--- Testo di partenza ---

Aprile 29, 2020

La mascherina non diventi un bavaglio

Nei tanti punti stampa di ieri, Giuseppe Conte ha detto una grande verità: “Dall’inizio di questa crisi sono stato accusato un giorno di eccessivo decisionismo e il giorno dopo di troppa prudenza“. Verissimo, nulla da aggiungere.

Su questo blog stiamo tentando di mantenere un equilibrio: non è facile per chi sforna analisi, proposte, suggerimenti. Immaginiamo quanto sia difficile per chi le decisioni è chiamato a prenderle mettendoci la faccia. Questo per dire che il nostro primo pensiero al mattino non è cambiare premier e governo. Non siamo entrati in modalità Mario Giordano. Siamo e resteremo lontani anni luce dalle posizioni di Matteo Salvini (che poi, quali precisamente? “Aprire, aprire tutto” o “Chiudere, chiudere, serrare”?).

Dunque, se è vero che un rapporto del Comitato Tecnico Scientifico ha frenato da un “liberi tutti” è evidente che bisogna fidarsi. Noi da sempre affermiamo il primato della scienza e delle competenze: non siamo mai stati no-vax o alleati di chi sostiene che “uno vale uno”. Noi.

Eppure rispettare le decisioni politiche del governo non significa doverle per forza condividere. Come non condividiamo l’atto di terrorismo psicologico compiuto nel comunicare all’opinione pubblica il dato che ipotizza 151mila persone in terapia intensiva a giugno.

Attenzione: non perché non si debba avere paura del virus. Non perché non si debba temere una seconda ondata. Semplicemente perché nessuno chiede di tornare alla “vita di prima”. Quel dato esprime il ritorno ad una socialità fatta di contatti sfrenati, senza mascherine, guanti e distanziamento sociale (o fisico, come l’ha meglio definito Vittorio Colao). Esiste ancora qualcuno in Italia che crede si possa tornare alla spensieratezza dei mesi scorsi prima di un vaccino?

---

### Elenco dei compiti
1. Riporta dall'articolo sulla mascherina tutto il brano che va da "Dunque, se è" giù fino a "intensiva a giugno.".
2. Nell'articolo sulla mascherina, quante persone in terapia intensiva a giugno ipotizza il dato comunicato all'opinione pubblica?
3. Riprendi l'articolo sulla mascherina e sul governo Conte a partire dal punto in cui si interrompe.
Le righe provengono da un'altra fonte, estranea all'articolo sulla mascherina.

--- Righe fornite ---

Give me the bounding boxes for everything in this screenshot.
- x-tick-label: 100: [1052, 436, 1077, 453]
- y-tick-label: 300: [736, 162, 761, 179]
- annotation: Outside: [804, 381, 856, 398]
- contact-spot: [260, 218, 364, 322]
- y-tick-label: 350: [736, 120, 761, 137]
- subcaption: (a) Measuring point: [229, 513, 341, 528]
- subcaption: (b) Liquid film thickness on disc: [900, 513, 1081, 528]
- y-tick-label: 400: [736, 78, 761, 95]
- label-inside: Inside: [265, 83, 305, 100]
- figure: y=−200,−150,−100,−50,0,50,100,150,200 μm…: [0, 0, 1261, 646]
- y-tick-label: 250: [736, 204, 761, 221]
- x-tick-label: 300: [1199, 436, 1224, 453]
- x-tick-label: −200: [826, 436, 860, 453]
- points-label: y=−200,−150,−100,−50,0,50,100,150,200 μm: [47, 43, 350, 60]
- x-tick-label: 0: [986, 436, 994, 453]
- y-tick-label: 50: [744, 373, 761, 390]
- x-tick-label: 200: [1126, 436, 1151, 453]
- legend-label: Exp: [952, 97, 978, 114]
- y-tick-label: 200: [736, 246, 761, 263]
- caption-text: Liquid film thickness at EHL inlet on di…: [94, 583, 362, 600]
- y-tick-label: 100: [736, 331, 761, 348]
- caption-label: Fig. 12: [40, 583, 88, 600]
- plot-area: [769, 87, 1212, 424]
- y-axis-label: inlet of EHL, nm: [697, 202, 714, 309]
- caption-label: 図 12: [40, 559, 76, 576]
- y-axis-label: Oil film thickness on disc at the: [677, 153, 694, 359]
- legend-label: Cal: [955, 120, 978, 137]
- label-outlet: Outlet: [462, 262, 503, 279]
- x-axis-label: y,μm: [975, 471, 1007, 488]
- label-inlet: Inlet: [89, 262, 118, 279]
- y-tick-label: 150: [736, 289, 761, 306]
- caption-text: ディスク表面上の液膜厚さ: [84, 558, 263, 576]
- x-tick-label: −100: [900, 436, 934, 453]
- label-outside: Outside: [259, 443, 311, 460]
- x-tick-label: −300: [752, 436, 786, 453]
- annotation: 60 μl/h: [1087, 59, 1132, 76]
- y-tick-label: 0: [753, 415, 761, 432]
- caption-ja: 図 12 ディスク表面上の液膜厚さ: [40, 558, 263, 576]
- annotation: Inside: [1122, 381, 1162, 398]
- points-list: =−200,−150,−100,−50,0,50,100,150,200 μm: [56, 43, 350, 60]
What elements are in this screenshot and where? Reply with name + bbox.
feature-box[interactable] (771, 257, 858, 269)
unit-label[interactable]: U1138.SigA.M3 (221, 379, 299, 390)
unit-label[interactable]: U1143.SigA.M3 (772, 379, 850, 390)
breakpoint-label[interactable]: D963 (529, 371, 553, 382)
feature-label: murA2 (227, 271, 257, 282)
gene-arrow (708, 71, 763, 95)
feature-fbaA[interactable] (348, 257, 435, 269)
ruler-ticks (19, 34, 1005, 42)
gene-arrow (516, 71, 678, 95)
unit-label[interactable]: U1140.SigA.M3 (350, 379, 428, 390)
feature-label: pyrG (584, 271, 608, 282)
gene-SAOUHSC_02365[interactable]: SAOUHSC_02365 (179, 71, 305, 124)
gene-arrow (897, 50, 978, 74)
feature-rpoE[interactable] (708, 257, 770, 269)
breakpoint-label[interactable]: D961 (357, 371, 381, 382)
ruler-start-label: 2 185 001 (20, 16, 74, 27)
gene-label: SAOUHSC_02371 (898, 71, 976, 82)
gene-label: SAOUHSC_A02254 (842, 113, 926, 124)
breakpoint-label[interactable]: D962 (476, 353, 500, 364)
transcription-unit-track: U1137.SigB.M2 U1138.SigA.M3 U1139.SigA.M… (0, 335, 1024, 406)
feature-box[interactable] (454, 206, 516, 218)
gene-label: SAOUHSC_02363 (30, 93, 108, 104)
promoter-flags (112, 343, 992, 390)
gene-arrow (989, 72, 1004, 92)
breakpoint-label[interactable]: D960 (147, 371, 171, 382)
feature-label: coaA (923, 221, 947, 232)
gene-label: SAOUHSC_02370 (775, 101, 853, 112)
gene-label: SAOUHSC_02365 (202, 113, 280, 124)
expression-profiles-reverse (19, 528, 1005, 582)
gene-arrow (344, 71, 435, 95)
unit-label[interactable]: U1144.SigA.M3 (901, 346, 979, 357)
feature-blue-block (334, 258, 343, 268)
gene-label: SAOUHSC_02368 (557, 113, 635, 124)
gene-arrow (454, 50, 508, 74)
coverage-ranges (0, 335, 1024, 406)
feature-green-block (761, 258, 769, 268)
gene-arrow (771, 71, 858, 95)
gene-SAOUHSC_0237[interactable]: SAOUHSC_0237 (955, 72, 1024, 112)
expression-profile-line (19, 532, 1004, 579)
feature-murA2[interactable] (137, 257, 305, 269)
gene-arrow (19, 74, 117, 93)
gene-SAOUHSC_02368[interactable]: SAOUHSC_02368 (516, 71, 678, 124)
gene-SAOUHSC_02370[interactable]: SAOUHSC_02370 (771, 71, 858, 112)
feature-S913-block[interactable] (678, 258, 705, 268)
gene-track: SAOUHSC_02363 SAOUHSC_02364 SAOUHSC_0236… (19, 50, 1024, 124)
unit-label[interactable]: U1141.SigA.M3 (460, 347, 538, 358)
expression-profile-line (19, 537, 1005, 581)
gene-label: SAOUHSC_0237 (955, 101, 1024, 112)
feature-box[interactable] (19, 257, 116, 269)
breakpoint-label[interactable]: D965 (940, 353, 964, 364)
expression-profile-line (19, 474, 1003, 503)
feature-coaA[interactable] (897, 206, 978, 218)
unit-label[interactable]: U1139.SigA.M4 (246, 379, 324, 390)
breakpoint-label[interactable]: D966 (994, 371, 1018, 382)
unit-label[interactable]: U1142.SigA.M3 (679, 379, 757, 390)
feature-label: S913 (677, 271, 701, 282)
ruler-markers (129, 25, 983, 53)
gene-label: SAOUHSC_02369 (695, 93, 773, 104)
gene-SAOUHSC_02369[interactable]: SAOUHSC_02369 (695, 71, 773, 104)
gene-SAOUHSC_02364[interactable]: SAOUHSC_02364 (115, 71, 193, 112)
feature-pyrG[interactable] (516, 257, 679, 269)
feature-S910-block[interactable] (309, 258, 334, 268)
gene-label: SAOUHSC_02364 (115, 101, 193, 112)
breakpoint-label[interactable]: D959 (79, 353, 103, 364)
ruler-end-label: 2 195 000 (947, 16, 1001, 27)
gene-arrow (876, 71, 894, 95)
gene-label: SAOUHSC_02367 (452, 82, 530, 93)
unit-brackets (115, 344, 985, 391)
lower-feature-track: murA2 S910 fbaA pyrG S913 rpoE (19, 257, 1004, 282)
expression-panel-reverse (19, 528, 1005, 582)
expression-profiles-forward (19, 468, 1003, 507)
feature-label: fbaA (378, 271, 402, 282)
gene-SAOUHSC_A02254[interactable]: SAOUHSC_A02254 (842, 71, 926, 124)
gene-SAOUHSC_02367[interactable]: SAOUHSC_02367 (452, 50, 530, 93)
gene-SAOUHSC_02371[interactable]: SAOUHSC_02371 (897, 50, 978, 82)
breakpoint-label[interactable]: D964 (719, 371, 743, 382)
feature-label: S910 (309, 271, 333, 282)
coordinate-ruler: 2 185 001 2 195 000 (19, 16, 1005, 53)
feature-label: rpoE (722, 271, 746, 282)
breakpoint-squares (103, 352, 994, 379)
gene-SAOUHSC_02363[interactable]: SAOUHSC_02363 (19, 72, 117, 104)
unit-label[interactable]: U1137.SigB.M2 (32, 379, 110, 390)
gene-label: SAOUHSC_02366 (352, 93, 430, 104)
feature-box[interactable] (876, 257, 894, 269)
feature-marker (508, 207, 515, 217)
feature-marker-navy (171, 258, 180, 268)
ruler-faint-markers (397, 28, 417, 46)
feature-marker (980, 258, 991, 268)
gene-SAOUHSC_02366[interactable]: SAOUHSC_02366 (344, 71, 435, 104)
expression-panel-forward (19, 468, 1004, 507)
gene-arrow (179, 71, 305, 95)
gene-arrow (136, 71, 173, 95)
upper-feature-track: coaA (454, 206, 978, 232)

---

### Risultati attesi
1.
Dunque, se è vero che un rapporto del Comitato Tecnico Scientifico ha frenato da un “liberi tutti” è evidente che bisogna fidarsi. Noi da sempre affermiamo il primato della scienza e delle competenze: non siamo mai stati no-vax o alleati di chi sostiene che “uno vale uno”. Noi.

Eppure rispettare le decisioni politiche del governo non significa doverle per forza condividere. Come non condividiamo l’atto di terrorismo psicologico compiuto nel comunicare all’opinione pubblica il dato che ipotizza 151mila persone in terapia intensiva a giugno.

2. 151mila persone.

3.
Compito di un cittadino è rispettare le leggi, ma è suo diritto porre domande e attendersi dalla politica delle risposte. Soprattutto quando si parla di una grande terapia di gruppo. Ebbene, noi al dottor Conte chiediamo perché non abbia utilizzato per il malato Italia la stessa cura adottata dai colleghi francesi e spagnoli. Se della medicina tedesca non ci fidiamo ritenendola troppo rischiosa va bene, ma davvero non riusciamo a comprendere perché non si sia scelto di intervenire in modo mirato. Restando in ambito medico: si è deciso di curare il mal di testa mettendo una pomata al piede.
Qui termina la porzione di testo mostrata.